Data excerpts:

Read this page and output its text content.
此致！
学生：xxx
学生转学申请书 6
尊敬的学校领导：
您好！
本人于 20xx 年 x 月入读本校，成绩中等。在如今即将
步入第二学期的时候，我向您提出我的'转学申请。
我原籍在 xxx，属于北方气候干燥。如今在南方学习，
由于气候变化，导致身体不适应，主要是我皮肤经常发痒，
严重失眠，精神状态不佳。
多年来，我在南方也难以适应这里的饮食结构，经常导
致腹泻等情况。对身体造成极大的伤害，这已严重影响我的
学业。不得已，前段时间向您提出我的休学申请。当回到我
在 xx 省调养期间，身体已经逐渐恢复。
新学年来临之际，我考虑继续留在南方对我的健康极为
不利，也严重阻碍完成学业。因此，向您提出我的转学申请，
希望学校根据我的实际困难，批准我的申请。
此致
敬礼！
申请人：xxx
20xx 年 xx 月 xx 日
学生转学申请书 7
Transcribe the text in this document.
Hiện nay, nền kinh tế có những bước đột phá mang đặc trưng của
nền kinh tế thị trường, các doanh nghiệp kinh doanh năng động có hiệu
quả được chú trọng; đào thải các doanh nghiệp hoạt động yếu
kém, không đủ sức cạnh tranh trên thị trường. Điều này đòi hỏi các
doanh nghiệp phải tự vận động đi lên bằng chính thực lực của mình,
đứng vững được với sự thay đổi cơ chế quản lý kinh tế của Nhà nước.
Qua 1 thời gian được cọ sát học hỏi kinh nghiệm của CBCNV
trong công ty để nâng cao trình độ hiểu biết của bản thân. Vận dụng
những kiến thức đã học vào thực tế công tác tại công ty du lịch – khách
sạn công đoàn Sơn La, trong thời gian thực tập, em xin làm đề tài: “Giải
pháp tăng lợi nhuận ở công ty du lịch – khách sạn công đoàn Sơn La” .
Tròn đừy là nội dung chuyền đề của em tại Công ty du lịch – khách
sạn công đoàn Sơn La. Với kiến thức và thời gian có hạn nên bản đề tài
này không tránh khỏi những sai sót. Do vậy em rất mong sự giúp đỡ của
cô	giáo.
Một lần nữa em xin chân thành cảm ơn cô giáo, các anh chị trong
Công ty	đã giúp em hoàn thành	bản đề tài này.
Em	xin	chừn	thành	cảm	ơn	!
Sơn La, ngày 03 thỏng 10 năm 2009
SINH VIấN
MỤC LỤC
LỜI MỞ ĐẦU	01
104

Brief: Report how many lines in the data contain the word "thực", with no words besides the number.

Output: 3